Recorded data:
★ ★ ★ ★

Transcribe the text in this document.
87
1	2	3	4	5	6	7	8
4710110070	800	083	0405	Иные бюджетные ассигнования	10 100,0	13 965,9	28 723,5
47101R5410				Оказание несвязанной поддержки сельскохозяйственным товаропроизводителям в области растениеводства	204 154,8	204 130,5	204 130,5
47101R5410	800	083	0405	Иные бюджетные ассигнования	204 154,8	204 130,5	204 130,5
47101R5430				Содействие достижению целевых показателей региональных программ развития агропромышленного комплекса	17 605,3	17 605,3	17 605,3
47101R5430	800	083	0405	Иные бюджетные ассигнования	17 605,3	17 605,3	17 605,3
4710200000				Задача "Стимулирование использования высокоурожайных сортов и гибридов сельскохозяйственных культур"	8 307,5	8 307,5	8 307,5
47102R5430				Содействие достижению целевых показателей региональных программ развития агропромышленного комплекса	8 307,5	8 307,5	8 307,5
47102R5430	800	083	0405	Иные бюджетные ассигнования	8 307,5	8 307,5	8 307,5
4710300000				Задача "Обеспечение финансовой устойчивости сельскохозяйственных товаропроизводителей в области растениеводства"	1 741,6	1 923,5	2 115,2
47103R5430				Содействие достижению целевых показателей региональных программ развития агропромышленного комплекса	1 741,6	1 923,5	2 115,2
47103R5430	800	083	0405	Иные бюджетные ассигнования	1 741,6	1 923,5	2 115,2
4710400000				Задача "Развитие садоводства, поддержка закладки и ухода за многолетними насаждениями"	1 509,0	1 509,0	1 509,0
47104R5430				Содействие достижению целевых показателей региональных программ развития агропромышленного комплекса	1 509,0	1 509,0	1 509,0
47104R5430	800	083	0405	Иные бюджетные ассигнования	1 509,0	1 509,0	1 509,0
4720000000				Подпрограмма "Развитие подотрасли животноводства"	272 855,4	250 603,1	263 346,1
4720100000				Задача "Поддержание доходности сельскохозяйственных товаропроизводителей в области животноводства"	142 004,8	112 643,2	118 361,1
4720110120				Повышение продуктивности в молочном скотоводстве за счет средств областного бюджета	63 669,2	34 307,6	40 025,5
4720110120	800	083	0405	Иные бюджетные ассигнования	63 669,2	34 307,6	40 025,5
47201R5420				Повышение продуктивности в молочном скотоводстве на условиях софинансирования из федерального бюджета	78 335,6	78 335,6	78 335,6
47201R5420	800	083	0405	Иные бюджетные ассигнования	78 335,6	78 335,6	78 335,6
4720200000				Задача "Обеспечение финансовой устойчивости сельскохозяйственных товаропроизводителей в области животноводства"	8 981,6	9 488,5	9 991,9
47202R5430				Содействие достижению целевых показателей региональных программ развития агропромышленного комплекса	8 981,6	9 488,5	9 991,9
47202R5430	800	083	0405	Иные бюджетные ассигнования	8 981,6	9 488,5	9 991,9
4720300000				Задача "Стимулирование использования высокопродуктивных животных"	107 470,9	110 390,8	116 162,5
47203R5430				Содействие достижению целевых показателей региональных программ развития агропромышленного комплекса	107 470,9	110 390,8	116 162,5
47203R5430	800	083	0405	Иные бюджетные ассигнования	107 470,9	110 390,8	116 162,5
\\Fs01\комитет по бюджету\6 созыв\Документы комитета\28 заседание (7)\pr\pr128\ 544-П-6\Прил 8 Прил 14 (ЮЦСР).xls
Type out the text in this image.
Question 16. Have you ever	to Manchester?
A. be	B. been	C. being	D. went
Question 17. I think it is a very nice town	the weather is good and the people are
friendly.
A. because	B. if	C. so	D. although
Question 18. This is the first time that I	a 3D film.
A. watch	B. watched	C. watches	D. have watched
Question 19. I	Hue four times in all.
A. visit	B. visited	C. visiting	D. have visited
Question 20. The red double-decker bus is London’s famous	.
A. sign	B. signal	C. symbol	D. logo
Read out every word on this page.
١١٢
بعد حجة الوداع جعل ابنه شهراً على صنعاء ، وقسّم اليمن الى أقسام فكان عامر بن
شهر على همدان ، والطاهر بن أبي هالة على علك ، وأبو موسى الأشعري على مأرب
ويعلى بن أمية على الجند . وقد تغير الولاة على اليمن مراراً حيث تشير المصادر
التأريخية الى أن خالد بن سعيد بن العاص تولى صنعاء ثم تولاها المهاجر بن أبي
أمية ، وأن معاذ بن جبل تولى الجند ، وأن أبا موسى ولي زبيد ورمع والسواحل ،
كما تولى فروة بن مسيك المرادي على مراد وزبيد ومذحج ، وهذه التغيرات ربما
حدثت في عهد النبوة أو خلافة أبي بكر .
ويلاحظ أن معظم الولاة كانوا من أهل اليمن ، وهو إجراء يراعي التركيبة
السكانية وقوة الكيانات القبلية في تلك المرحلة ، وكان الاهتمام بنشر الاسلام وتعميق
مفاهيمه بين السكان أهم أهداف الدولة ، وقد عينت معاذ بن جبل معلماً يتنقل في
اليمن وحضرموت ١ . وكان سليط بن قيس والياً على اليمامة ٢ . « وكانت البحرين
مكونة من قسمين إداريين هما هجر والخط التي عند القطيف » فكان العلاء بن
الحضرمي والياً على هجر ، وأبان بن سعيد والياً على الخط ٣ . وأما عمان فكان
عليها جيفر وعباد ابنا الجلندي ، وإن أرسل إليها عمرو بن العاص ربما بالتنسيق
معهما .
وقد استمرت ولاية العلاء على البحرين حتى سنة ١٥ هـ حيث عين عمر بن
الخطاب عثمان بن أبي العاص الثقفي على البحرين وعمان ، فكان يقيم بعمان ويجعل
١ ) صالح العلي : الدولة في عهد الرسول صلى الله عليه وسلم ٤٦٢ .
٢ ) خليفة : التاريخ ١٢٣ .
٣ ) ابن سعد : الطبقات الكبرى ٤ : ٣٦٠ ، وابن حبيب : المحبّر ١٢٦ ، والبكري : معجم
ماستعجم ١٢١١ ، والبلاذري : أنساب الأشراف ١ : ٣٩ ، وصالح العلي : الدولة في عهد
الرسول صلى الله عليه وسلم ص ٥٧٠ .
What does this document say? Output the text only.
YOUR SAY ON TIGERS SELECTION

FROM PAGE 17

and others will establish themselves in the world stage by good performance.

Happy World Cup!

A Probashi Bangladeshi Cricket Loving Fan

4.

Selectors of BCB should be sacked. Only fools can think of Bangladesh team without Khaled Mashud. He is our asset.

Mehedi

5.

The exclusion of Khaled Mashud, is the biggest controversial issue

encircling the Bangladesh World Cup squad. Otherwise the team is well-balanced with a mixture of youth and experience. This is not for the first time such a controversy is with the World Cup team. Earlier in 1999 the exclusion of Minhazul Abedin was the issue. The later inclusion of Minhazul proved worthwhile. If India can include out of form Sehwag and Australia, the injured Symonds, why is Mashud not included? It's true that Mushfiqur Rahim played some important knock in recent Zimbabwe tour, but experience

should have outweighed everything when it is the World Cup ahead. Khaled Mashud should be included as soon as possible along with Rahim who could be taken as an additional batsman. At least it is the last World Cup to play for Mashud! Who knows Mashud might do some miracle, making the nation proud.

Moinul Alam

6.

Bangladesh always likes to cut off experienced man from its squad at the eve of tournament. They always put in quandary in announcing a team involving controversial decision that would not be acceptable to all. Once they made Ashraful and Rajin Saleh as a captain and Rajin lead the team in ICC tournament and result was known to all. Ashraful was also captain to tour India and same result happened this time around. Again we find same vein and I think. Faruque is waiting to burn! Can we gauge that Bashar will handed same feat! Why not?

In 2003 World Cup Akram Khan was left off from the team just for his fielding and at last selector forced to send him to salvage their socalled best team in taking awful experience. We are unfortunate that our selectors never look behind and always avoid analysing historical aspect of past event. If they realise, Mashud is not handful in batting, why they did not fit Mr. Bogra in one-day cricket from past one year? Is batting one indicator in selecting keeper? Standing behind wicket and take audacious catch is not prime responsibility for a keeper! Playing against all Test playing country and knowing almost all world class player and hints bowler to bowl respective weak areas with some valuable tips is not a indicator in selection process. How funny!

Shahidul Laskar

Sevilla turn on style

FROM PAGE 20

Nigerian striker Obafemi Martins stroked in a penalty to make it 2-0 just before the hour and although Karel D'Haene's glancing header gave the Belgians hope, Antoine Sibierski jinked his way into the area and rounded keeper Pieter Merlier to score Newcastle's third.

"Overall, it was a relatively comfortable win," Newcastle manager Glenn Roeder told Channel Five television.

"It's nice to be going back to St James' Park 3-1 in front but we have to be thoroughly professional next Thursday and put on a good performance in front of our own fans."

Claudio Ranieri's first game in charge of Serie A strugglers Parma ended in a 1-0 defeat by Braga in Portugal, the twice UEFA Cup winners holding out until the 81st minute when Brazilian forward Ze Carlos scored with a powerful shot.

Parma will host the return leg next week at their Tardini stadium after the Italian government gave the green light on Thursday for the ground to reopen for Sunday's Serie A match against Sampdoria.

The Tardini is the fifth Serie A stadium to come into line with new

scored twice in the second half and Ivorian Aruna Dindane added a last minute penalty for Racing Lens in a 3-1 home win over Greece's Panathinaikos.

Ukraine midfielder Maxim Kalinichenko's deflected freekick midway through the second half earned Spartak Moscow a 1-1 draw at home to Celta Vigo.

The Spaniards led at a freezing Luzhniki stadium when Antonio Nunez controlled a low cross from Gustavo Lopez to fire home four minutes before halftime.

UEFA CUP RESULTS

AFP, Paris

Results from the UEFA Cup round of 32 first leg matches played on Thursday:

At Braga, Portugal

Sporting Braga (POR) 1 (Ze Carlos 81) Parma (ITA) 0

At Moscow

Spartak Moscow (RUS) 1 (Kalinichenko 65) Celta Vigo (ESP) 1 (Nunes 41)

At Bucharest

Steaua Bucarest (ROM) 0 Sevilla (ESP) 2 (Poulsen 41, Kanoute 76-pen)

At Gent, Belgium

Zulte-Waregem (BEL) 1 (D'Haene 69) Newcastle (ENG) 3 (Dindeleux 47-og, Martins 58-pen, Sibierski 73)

★ ★ ★ ★

_Given exercise_
Provide only the number of lines in the entries that hold the word "وسلم".

_Written solution_
2